> [Challenge] Return each entry exactly, with none missing.

> [Supplied records]

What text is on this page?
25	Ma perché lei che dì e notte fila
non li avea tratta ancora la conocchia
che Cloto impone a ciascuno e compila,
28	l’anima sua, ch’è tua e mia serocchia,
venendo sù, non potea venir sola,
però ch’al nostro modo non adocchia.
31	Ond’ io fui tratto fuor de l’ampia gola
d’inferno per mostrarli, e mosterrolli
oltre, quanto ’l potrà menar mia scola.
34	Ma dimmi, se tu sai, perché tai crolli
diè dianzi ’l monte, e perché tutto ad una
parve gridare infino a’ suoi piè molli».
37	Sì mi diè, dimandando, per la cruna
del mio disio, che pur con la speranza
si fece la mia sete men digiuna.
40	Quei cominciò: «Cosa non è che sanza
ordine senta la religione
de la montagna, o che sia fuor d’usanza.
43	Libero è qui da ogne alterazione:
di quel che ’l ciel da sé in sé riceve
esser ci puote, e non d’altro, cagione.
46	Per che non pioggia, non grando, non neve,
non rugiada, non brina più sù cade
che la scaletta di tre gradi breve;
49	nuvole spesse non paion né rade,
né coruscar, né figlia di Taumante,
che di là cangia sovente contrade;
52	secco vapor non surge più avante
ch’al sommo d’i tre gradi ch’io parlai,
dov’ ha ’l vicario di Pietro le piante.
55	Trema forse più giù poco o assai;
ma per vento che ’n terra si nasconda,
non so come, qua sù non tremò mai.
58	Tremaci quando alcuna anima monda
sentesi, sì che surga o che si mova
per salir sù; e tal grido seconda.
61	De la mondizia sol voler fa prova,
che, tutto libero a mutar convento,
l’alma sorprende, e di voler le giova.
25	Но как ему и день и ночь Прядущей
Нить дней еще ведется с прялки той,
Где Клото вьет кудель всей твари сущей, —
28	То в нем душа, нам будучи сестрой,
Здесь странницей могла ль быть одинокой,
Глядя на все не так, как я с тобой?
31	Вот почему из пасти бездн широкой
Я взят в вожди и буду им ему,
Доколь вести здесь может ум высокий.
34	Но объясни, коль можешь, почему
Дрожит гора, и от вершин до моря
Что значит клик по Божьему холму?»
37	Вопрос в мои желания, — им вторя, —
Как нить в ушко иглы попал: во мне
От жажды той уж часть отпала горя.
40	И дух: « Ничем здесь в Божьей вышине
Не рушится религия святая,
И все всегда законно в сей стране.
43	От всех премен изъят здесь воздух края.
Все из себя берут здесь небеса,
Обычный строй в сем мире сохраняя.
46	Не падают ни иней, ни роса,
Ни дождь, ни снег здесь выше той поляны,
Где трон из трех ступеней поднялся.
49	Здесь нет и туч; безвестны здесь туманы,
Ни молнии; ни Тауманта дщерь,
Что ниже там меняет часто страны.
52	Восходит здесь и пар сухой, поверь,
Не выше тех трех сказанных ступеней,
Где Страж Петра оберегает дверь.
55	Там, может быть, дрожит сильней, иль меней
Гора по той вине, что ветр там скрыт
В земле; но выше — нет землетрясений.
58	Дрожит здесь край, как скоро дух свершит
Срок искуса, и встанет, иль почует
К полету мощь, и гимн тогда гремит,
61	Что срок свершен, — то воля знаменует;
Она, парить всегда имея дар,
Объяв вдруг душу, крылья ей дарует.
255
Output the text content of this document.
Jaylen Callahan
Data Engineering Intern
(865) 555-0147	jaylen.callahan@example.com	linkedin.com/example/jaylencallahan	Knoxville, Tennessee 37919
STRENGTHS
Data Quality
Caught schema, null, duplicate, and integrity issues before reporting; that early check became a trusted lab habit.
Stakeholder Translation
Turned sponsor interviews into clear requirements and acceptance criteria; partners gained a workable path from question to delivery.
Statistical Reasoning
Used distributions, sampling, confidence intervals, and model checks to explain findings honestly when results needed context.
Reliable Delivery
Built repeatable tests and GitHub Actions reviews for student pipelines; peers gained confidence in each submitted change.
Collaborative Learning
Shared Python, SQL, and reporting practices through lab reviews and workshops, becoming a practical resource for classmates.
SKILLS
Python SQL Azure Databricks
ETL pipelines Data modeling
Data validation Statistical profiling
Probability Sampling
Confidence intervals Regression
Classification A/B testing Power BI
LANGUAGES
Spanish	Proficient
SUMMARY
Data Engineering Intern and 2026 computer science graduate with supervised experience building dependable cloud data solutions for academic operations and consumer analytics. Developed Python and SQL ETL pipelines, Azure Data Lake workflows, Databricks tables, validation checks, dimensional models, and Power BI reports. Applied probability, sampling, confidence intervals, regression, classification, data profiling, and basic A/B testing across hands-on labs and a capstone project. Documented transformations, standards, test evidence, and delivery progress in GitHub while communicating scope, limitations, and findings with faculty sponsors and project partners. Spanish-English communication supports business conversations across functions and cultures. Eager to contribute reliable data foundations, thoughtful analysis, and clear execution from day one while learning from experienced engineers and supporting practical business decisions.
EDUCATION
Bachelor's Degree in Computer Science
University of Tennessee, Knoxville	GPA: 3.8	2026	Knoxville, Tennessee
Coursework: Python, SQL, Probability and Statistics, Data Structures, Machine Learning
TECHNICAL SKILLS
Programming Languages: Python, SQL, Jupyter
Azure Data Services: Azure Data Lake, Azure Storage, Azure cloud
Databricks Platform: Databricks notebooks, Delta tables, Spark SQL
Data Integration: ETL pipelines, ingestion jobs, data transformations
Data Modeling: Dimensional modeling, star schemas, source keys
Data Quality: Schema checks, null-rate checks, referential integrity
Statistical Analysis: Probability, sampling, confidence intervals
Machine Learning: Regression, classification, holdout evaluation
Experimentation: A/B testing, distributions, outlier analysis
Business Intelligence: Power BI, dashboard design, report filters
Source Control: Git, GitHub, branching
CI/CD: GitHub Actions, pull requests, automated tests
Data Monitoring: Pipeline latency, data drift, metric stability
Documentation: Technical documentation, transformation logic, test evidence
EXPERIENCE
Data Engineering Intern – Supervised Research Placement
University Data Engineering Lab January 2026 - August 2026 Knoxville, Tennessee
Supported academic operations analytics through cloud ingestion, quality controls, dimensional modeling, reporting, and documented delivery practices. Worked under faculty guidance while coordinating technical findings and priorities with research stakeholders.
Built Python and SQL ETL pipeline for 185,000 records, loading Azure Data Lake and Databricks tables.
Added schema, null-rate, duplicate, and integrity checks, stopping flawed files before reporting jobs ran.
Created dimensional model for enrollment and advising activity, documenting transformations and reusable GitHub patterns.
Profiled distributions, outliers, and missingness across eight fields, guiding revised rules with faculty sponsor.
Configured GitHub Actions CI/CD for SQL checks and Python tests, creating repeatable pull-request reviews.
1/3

> [Task answer]
What text is on this page?
25	Ma perché lei che dì e notte fila
non li avea tratta ancora la conocchia
che Cloto impone a ciascuno e compila,
28	l’anima sua, ch’è tua e mia serocchia,
venendo sù, non potea venir sola,
però ch’al nostro modo non adocchia.
31	Ond’ io fui tratto fuor de l’ampia gola
d’inferno per mostrarli, e mosterrolli
oltre, quanto ’l potrà menar mia scola.
34	Ma dimmi, se tu sai, perché tai crolli
diè dianzi ’l monte, e perché tutto ad una
parve gridare infino a’ suoi piè molli».
37	Sì mi diè, dimandando, per la cruna
del mio disio, che pur con la speranza
si fece la mia sete men digiuna.
40	Quei cominciò: «Cosa non è che sanza
ordine senta la religione
de la montagna, o che sia fuor d’usanza.
43	Libero è qui da ogne alterazione:
di quel che ’l ciel da sé in sé riceve
esser ci puote, e non d’altro, cagione.
46	Per che non pioggia, non grando, non neve,
non rugiada, non brina più sù cade
che la scaletta di tre gradi breve;
49	nuvole spesse non paion né rade,
né coruscar, né figlia di Taumante,
che di là cangia sovente contrade;
52	secco vapor non surge più avante
ch’al sommo d’i tre gradi ch’io parlai,
dov’ ha ’l vicario di Pietro le piante.
55	Trema forse più giù poco o assai;
ma per vento che ’n terra si nasconda,
non so come, qua sù non tremò mai.
58	Tremaci quando alcuna anima monda
sentesi, sì che surga o che si mova
per salir sù; e tal grido seconda.
61	De la mondizia sol voler fa prova,
che, tutto libero a mutar convento,
l’alma sorprende, e di voler le giova.
25	Но как ему и день и ночь Прядущей
Нить дней еще ведется с прялки той,
Где Клото вьет кудель всей твари сущей, —
28	То в нем душа, нам будучи сестрой,
Здесь странницей могла ль быть одинокой,
Глядя на все не так, как я с тобой?
31	Вот почему из пасти бездн широкой
Я взят в вожди и буду им ему,
Доколь вести здесь может ум высокий.
34	Но объясни, коль можешь, почему
Дрожит гора, и от вершин до моря
Что значит клик по Божьему холму?»
37	Вопрос в мои желания, — им вторя, —
Как нить в ушко иглы попал: во мне
От жажды той уж часть отпала горя.
40	И дух: « Ничем здесь в Божьей вышине
Не рушится религия святая,
И все всегда законно в сей стране.
43	От всех премен изъят здесь воздух края.
Все из себя берут здесь небеса,
Обычный строй в сем мире сохраняя.
46	Не падают ни иней, ни роса,
Ни дождь, ни снег здесь выше той поляны,
Где трон из трех ступеней поднялся.
49	Здесь нет и туч; безвестны здесь туманы,
Ни молнии; ни Тауманта дщерь,
Что ниже там меняет часто страны.
52	Восходит здесь и пар сухой, поверь,
Не выше тех трех сказанных ступеней,
Где Страж Петра оберегает дверь.
55	Там, может быть, дрожит сильней, иль меней
Гора по той вине, что ветр там скрыт
В земле; но выше — нет землетрясений.
58	Дрожит здесь край, как скоро дух свершит
Срок искуса, и встанет, иль почует
К полету мощь, и гимн тогда гремит,
61	Что срок свершен, — то воля знаменует;
Она, парить всегда имея дар,
Объяв вдруг душу, крылья ей дарует.
255
Output the text content of this document.
Jaylen Callahan
Data Engineering Intern
(865) 555-0147	jaylen.callahan@example.com	linkedin.com/example/jaylencallahan	Knoxville, Tennessee 37919
STRENGTHS
Data Quality
Caught schema, null, duplicate, and integrity issues before reporting; that early check became a trusted lab habit.
Stakeholder Translation
Turned sponsor interviews into clear requirements and acceptance criteria; partners gained a workable path from question to delivery.
Statistical Reasoning
Used distributions, sampling, confidence intervals, and model checks to explain findings honestly when results needed context.
Reliable Delivery
Built repeatable tests and GitHub Actions reviews for student pipelines; peers gained confidence in each submitted change.
Collaborative Learning
Shared Python, SQL, and reporting practices through lab reviews and workshops, becoming a practical resource for classmates.
SKILLS
Python SQL Azure Databricks
ETL pipelines Data modeling
Data validation Statistical profiling
Probability Sampling
Confidence intervals Regression
Classification A/B testing Power BI
LANGUAGES
Spanish	Proficient
SUMMARY
Data Engineering Intern and 2026 computer science graduate with supervised experience building dependable cloud data solutions for academic operations and consumer analytics. Developed Python and SQL ETL pipelines, Azure Data Lake workflows, Databricks tables, validation checks, dimensional models, and Power BI reports. Applied probability, sampling, confidence intervals, regression, classification, data profiling, and basic A/B testing across hands-on labs and a capstone project. Documented transformations, standards, test evidence, and delivery progress in GitHub while communicating scope, limitations, and findings with faculty sponsors and project partners. Spanish-English communication supports business conversations across functions and cultures. Eager to contribute reliable data foundations, thoughtful analysis, and clear execution from day one while learning from experienced engineers and supporting practical business decisions.
EDUCATION
Bachelor's Degree in Computer Science
University of Tennessee, Knoxville	GPA: 3.8	2026	Knoxville, Tennessee
Coursework: Python, SQL, Probability and Statistics, Data Structures, Machine Learning
TECHNICAL SKILLS
Programming Languages: Python, SQL, Jupyter
Azure Data Services: Azure Data Lake, Azure Storage, Azure cloud
Databricks Platform: Databricks notebooks, Delta tables, Spark SQL
Data Integration: ETL pipelines, ingestion jobs, data transformations
Data Modeling: Dimensional modeling, star schemas, source keys
Data Quality: Schema checks, null-rate checks, referential integrity
Statistical Analysis: Probability, sampling, confidence intervals
Machine Learning: Regression, classification, holdout evaluation
Experimentation: A/B testing, distributions, outlier analysis
Business Intelligence: Power BI, dashboard design, report filters
Source Control: Git, GitHub, branching
CI/CD: GitHub Actions, pull requests, automated tests
Data Monitoring: Pipeline latency, data drift, metric stability
Documentation: Technical documentation, transformation logic, test evidence
EXPERIENCE
Data Engineering Intern – Supervised Research Placement
University Data Engineering Lab January 2026 - August 2026 Knoxville, Tennessee
Supported academic operations analytics through cloud ingestion, quality controls, dimensional modeling, reporting, and documented delivery practices. Worked under faculty guidance while coordinating technical findings and priorities with research stakeholders.
Built Python and SQL ETL pipeline for 185,000 records, loading Azure Data Lake and Databricks tables.
Added schema, null-rate, duplicate, and integrity checks, stopping flawed files before reporting jobs ran.
Created dimensional model for enrollment and advising activity, documenting transformations and reusable GitHub patterns.
Profiled distributions, outliers, and missingness across eight fields, guiding revised rules with faculty sponsor.
Configured GitHub Actions CI/CD for SQL checks and Python tests, creating repeatable pull-request reviews.
1/3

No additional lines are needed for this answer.